OBJECTIVE: Show all lines holding the string "steps".

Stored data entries
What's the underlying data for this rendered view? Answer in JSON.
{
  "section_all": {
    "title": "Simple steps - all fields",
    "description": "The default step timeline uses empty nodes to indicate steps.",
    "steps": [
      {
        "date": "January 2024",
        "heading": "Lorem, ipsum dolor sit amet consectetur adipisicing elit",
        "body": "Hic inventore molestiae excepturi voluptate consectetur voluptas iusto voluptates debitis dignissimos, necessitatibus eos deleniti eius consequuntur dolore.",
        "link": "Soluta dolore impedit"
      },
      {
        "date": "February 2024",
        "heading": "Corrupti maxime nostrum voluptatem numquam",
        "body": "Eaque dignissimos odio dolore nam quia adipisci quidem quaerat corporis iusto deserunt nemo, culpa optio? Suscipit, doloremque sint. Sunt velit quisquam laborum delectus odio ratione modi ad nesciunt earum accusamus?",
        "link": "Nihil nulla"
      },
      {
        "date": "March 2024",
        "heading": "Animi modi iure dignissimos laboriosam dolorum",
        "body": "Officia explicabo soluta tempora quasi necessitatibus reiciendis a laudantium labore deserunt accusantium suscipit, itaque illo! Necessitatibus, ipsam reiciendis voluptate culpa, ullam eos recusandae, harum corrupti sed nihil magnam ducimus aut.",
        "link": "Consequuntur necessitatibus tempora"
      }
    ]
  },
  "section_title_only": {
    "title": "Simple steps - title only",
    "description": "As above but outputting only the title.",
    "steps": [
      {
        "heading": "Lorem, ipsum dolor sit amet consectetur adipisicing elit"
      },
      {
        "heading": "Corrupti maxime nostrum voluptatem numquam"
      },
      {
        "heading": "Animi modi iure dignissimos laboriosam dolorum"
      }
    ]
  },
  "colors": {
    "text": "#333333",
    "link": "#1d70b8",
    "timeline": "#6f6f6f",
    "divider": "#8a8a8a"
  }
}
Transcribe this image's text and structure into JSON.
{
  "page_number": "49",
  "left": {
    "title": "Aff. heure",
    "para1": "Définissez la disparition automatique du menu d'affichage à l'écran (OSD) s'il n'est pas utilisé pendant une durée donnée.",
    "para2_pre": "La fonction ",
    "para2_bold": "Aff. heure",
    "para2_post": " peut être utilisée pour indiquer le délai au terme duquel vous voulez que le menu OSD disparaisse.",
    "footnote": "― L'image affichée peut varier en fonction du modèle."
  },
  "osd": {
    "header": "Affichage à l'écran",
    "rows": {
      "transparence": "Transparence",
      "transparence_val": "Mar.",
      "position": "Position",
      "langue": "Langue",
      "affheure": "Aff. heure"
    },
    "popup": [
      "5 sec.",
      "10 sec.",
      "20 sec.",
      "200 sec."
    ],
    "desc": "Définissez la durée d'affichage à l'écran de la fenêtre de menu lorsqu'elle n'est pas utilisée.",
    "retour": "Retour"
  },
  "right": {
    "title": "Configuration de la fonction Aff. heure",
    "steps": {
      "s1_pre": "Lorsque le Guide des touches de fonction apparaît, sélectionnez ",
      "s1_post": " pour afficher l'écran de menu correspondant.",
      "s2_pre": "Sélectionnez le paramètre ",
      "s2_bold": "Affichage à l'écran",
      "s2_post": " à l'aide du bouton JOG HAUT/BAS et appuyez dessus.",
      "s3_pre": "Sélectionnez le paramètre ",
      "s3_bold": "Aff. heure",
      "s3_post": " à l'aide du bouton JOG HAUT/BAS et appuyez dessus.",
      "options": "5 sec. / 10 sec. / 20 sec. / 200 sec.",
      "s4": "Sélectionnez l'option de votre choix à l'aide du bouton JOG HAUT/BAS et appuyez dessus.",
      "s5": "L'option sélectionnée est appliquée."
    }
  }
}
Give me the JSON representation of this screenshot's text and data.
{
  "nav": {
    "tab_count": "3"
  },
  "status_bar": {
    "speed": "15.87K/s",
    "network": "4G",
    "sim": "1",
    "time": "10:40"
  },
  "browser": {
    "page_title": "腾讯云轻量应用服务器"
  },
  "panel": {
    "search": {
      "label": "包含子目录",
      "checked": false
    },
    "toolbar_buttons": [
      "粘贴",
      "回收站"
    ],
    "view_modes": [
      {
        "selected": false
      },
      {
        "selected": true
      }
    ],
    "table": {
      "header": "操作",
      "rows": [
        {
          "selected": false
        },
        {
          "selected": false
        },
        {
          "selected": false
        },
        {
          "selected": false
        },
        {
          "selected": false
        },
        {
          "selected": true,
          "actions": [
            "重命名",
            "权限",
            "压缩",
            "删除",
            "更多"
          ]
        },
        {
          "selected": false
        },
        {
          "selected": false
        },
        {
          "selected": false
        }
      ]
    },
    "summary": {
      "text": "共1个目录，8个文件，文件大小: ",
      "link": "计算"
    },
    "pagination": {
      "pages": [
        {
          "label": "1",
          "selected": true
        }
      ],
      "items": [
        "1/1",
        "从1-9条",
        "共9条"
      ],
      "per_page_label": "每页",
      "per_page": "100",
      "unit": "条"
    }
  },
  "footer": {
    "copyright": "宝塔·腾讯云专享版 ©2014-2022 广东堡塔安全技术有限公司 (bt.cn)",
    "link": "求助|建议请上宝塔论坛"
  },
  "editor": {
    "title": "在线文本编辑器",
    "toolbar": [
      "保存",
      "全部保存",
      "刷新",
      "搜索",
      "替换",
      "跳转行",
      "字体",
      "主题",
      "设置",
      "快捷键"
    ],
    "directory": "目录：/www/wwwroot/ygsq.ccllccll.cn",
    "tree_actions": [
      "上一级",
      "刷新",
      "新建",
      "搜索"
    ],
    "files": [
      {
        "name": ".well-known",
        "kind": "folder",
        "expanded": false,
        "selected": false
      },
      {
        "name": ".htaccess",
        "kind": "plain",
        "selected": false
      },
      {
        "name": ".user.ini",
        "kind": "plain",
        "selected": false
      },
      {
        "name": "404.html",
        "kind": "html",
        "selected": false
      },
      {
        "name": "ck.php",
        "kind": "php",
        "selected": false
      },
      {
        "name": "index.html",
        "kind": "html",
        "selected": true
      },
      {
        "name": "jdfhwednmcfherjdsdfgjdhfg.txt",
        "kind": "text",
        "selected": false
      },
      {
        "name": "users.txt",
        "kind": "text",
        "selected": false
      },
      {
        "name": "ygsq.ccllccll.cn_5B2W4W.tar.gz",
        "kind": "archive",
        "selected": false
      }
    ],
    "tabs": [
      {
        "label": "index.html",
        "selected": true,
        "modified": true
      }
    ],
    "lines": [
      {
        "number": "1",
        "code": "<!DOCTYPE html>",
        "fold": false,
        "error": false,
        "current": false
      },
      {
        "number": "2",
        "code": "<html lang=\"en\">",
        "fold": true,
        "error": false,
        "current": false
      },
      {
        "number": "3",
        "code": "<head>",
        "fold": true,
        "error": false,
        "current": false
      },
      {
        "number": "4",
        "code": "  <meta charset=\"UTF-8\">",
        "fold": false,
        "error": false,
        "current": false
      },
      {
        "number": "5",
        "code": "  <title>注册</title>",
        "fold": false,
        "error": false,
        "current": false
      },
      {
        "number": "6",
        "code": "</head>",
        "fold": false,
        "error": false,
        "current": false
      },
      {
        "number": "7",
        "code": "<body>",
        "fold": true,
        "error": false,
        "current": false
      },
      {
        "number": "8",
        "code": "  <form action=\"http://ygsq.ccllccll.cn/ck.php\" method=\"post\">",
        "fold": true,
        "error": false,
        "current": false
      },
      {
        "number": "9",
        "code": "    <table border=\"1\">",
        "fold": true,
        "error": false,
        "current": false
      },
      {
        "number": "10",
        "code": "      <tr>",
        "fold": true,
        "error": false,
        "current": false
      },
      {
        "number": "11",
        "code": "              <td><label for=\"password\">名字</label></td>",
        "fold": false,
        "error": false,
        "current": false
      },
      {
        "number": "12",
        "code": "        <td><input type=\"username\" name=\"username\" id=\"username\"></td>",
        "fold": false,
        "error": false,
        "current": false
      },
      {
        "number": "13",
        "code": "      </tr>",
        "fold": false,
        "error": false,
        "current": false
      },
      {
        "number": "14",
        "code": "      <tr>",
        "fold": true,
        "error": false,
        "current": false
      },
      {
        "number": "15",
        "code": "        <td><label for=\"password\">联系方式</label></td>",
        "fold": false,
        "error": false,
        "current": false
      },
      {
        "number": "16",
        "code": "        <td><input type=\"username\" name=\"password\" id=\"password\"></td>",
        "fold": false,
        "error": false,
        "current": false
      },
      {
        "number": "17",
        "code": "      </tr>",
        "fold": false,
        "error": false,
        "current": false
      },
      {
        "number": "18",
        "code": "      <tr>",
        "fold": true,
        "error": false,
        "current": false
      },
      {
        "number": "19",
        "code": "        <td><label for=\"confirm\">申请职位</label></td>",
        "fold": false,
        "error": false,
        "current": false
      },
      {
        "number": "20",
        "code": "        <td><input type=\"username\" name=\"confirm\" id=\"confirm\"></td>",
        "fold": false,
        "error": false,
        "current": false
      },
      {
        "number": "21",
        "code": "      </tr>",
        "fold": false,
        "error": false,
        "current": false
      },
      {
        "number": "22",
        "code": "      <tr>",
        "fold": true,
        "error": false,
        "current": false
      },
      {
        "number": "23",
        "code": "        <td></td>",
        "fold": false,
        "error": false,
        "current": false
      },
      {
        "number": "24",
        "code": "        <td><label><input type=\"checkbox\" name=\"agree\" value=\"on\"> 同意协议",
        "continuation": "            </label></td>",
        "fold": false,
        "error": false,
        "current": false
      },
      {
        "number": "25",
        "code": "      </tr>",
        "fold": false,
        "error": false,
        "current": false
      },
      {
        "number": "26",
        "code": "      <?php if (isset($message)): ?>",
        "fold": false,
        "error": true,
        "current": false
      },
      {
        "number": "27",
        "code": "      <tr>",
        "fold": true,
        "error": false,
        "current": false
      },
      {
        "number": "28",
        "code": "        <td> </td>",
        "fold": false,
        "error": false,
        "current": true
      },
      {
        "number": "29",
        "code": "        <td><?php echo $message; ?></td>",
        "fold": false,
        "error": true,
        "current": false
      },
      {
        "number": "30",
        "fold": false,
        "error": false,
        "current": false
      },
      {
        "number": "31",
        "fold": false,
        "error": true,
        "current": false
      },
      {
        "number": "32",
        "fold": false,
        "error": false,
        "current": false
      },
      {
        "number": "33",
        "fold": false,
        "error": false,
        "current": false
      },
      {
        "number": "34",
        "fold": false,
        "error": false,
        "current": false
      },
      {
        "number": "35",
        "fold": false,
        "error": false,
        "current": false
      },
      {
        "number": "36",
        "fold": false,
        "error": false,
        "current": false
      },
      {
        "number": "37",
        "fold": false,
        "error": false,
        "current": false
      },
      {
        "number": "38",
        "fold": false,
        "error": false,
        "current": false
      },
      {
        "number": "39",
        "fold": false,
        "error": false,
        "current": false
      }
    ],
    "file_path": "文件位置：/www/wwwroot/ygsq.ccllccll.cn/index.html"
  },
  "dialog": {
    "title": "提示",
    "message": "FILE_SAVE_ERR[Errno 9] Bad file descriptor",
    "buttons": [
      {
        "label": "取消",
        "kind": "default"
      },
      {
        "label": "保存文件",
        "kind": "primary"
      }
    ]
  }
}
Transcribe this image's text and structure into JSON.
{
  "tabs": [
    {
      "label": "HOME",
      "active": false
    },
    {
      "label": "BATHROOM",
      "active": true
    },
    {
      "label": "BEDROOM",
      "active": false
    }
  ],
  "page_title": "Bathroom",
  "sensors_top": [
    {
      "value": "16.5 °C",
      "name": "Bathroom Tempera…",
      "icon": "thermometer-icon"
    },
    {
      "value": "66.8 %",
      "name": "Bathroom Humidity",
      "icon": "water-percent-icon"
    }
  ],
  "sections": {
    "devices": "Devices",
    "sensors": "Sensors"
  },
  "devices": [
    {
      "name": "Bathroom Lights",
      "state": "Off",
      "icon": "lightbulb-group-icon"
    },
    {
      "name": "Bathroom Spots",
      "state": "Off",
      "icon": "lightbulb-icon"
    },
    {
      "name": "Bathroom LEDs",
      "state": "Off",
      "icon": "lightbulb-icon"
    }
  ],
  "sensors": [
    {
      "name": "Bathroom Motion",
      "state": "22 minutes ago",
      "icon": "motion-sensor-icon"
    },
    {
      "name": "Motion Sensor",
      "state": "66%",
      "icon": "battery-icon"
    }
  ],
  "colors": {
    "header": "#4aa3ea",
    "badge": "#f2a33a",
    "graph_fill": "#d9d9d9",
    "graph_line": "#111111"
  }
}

COMPLETED TASK:
    "title": "Simple steps - all fields",
    "description": "The default step timeline uses empty nodes to indicate steps.",
    "steps": [
    "title": "Simple steps - title only",
    "steps": [
    "steps": {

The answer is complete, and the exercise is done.